WHAT THE EXERCISE ASKS ->
Print the lines below verbatim, starting at the first line and ending at the line that contains "- title-bar[interactable]: Request", with that line included.

RECORDS FOR THIS EXERCISE ->
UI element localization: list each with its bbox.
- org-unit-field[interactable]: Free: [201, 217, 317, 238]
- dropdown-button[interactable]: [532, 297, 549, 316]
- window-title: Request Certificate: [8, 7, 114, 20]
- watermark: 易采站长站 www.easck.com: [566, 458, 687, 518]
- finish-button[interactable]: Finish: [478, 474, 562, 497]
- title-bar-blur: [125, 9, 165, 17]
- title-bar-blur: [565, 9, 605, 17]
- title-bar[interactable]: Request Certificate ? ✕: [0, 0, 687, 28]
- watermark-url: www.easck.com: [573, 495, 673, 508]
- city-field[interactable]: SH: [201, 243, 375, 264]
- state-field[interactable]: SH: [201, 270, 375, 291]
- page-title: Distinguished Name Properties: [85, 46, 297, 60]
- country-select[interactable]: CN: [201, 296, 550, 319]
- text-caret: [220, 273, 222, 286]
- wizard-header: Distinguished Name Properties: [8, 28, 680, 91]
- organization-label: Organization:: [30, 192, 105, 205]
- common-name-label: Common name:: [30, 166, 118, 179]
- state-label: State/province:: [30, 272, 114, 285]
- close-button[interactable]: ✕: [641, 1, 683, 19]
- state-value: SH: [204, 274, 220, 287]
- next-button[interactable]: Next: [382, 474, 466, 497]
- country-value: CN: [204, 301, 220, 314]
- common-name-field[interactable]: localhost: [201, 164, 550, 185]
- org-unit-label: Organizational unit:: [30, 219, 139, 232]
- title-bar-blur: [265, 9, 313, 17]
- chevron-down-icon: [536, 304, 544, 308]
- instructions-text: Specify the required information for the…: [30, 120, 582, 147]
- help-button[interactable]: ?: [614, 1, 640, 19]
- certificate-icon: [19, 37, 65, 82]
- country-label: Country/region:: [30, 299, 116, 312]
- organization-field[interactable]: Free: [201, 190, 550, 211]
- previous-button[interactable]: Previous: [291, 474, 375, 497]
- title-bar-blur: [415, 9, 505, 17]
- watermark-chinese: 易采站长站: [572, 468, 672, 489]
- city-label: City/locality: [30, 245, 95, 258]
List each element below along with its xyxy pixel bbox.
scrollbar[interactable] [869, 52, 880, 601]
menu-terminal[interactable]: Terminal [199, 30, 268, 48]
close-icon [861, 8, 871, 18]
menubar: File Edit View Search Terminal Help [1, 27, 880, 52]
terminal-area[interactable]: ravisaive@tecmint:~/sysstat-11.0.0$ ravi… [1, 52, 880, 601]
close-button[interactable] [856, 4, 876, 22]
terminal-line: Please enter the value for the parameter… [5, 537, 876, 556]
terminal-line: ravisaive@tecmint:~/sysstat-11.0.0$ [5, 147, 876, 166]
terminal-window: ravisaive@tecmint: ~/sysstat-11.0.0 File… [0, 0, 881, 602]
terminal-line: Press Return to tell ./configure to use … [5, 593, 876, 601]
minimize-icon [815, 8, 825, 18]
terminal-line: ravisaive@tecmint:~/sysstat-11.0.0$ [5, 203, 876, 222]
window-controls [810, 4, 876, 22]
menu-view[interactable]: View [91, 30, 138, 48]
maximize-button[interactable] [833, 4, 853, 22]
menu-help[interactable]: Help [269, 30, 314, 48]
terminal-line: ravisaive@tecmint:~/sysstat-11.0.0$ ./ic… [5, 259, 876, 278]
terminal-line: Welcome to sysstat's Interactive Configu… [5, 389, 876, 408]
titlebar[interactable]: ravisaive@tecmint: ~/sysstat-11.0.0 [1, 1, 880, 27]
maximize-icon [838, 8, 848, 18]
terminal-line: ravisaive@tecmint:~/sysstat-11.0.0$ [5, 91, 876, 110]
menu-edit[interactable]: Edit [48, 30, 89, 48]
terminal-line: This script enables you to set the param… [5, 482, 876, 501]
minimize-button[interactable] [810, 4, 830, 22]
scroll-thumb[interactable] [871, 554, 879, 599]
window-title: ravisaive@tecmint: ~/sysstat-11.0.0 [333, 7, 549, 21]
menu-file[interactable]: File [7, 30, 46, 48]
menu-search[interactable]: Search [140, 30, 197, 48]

WRITTEN ANSWER ->
UI element localization: list each with its bbox.
- org-unit-field[interactable]: Free: [201, 217, 317, 238]
- dropdown-button[interactable]: [532, 297, 549, 316]
- window-title: Request Certificate: [8, 7, 114, 20]
- watermark: 易采站长站 www.easck.com: [566, 458, 687, 518]
- finish-button[interactable]: Finish: [478, 474, 562, 497]
- title-bar-blur: [125, 9, 165, 17]
- title-bar-blur: [565, 9, 605, 17]
- title-bar[interactable]: Request Certificate ? ✕: [0, 0, 687, 28]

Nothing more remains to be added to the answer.